Texto do documento:
———

Grandes da MPB sem apetite

Caetano Veloso & Chico BuarqueCaetano Veloso & Chico Buarque

Pouco afeito à folia de Momo, durante o carnaval botei uma playlist de clipes antigos para rolar no You Tube e fiquei observando Jorge Benjor (era Ben, naquela época) e Caetano cantando Ive Brussel. Jorge entraria em um ostracismo logo após, voltando a aparecer na mídia com W/Brasil, no final da década. Mas Caetano e Chico, não. Volta e meia ganhavam um alento, mas nunca brilhariam tanto como nos anos 60 e 70.

A partir dos 1980, tiveram lampejos, mas nada que se comparasse à produção anterior. Nos 90 em diante, envolveram-se mais com cinema e literatura. Chico acabou de lançar com sucesso mais um livro, O irmão alemão. Não sou um chicomaníaco, acho sua obra como escritor mediana, não sei se vou ler seu último trabalho. Creio que ambos não encontraram mais desafios dentro da música. Realmente, se C & C resolvessem, a partir do fim da ditadura militar, dar por encerradas suas carreiras de compositores, já teriam feito o máximo possível. Há quem diga que se Chico resolvesse verter sua obra para o inglês, ganharia o mundo. É possível, creio estar no mesmo nível de Cole Porter, que é um ícone. E com uma grande vantagem, pois Chico escrevia canções falando como mulher de uma forma que mulher nenhuma faria melhor.

———

Dados fornecidos:
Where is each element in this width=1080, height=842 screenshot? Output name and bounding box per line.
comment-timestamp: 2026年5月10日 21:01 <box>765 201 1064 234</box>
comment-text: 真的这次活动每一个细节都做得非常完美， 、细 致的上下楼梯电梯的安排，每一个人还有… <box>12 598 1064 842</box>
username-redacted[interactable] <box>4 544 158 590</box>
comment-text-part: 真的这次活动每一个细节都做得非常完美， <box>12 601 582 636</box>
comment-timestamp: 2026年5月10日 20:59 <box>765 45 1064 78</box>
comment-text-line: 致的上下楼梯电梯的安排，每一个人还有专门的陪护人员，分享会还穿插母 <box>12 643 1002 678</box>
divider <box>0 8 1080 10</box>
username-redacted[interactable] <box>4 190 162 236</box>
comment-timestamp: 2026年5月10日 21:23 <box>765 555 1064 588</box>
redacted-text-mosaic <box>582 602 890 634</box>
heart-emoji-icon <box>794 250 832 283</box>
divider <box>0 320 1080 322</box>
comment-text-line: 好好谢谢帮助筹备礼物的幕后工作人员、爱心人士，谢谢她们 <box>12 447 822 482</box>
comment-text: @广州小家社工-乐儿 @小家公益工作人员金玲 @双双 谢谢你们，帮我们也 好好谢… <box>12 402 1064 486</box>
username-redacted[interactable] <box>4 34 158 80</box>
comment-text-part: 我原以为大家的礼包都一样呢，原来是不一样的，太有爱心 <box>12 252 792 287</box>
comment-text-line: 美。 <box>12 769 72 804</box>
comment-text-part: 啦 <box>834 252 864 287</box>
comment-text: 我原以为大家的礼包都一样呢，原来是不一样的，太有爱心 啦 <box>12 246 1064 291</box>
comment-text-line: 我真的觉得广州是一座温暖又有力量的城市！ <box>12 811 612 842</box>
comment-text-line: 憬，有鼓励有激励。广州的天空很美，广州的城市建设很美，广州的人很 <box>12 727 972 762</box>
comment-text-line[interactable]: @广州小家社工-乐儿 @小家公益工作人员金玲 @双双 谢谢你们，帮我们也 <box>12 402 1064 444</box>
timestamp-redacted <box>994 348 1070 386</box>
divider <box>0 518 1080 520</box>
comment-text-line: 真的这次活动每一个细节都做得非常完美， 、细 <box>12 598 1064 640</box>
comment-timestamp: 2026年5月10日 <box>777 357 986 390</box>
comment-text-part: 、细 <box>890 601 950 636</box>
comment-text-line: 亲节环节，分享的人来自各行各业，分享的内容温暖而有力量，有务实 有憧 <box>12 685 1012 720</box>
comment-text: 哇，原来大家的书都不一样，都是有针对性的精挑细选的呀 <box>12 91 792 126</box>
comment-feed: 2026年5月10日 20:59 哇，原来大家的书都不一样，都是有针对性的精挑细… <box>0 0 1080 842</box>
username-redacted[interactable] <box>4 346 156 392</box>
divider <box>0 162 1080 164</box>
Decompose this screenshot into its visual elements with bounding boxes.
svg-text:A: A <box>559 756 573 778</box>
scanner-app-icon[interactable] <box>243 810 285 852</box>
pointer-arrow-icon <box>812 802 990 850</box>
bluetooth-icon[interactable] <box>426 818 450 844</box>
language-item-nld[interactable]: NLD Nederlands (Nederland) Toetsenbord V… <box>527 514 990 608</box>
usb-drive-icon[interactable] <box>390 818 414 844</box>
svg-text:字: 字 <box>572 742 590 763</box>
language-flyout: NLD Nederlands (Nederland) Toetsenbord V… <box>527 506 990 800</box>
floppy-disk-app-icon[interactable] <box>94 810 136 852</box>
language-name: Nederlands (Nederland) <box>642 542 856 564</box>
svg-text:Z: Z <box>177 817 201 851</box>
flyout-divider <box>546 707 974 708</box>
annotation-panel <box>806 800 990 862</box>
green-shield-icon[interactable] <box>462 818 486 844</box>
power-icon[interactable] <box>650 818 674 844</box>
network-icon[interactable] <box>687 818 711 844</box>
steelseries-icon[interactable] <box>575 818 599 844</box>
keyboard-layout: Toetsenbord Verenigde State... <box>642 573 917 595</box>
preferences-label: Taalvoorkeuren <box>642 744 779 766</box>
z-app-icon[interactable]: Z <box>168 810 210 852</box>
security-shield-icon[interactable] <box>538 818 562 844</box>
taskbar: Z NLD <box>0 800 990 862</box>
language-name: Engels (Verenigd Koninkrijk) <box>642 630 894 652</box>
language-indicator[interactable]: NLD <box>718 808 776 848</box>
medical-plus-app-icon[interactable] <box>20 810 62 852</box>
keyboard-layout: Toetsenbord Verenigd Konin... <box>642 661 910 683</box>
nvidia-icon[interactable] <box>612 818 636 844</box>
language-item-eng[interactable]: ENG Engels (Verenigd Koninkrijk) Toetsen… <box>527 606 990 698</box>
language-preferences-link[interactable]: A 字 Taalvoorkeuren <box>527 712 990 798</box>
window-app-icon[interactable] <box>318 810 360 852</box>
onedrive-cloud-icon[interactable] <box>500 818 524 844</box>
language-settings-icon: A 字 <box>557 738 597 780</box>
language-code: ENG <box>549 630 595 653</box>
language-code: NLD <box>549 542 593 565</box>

———

Sobre a tarefa: Repita, sem nenhuma alteração, tudo o que vai de "Caetano Veloso & Chico BuarqueCaetano" até "anos 60 e 70." no texto sobre Caetano e Chico. Os registros não têm nenhum papel nesta atividade.

Resultado do exercício:
Caetano Veloso & Chico BuarqueCaetano Veloso & Chico Buarque

Pouco afeito à folia de Momo, durante o carnaval botei uma playlist de clipes antigos para rolar no You Tube e fiquei observando Jorge Benjor (era Ben, naquela época) e Caetano cantando Ive Brussel. Jorge entraria em um ostracismo logo após, voltando a aparecer na mídia com W/Brasil, no final da década. Mas Caetano e Chico, não. Volta e meia ganhavam um alento, mas nunca brilhariam tanto como nos anos 60 e 70.